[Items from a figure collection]
>> begin

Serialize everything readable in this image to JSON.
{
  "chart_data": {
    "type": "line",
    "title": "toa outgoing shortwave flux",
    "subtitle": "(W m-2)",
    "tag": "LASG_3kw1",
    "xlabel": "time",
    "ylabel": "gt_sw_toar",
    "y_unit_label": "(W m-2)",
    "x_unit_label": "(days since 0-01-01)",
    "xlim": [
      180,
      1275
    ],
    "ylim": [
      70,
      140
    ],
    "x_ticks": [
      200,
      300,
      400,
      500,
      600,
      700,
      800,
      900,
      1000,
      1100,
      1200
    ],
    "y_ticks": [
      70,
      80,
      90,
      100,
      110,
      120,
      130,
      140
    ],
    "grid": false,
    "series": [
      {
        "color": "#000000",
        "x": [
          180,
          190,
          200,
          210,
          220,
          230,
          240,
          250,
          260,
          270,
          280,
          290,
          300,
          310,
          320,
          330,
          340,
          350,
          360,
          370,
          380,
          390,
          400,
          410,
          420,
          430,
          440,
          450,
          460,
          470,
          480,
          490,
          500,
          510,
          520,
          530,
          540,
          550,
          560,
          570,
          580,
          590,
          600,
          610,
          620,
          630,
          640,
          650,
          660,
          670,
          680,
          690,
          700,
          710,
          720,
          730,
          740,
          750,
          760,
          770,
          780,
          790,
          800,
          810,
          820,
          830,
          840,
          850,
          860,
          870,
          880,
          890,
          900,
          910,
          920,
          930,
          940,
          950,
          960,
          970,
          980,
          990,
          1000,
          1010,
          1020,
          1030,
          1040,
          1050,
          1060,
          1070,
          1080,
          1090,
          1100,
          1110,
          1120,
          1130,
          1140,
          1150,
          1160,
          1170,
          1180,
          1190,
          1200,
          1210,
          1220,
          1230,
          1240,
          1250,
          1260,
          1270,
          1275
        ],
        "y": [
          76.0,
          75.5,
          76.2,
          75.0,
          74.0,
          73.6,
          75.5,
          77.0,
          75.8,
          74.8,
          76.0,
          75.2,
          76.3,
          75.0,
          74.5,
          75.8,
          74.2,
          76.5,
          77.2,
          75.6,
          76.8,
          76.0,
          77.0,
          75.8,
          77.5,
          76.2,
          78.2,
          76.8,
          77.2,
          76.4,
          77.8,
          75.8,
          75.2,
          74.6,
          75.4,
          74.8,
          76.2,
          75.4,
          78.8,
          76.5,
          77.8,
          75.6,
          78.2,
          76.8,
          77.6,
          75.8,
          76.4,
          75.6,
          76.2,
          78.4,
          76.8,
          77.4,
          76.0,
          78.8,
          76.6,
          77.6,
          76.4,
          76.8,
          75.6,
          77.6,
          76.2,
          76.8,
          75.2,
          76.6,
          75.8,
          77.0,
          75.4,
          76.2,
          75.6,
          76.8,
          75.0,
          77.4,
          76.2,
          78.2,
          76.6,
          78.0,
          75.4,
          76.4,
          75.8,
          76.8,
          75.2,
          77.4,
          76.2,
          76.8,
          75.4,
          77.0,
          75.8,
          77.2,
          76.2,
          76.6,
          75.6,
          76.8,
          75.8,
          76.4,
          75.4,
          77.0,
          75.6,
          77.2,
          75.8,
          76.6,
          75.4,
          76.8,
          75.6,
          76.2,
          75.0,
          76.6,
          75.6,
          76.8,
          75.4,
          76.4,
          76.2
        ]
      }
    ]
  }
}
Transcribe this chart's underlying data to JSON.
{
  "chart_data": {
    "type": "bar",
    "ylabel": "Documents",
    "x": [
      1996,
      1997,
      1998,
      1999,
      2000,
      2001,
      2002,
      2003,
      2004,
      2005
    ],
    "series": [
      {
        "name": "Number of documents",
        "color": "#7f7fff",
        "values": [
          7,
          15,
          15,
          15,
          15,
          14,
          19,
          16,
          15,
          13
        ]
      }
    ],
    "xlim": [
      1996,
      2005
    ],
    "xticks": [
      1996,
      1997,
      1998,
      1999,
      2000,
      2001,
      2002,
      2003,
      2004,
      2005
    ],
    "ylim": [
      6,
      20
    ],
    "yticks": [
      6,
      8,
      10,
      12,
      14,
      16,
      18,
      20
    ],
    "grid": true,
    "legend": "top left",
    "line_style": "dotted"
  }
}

>> end

## Problem requirements
Return the line that contains "Transcribe this chart's" and all lines after it, verbatim, and nothing else.

## Final result
Transcribe this chart's underlying data to JSON.
{
  "chart_data": {
    "type": "bar",
    "ylabel": "Documents",
    "x": [
      1996,
      1997,
      1998,
      1999,
      2000,
      2001,
      2002,
      2003,
      2004,
      2005
    ],
    "series": [
      {
        "name": "Number of documents",
        "color": "#7f7fff",
        "values": [
          7,
          15,
          15,
          15,
          15,
          14,
          19,
          16,
          15,
          13
        ]
      }
    ],
    "xlim": [
      1996,
      2005
    ],
    "xticks": [
      1996,
      1997,
      1998,
      1999,
      2000,
      2001,
      2002,
      2003,
      2004,
      2005
    ],
    "ylim": [
      6,
      20
    ],
    "yticks": [
      6,
      8,
      10,
      12,
      14,
      16,
      18,
      20
    ],
    "grid": true,
    "legend": "top left",
    "line_style": "dotted"
  }
}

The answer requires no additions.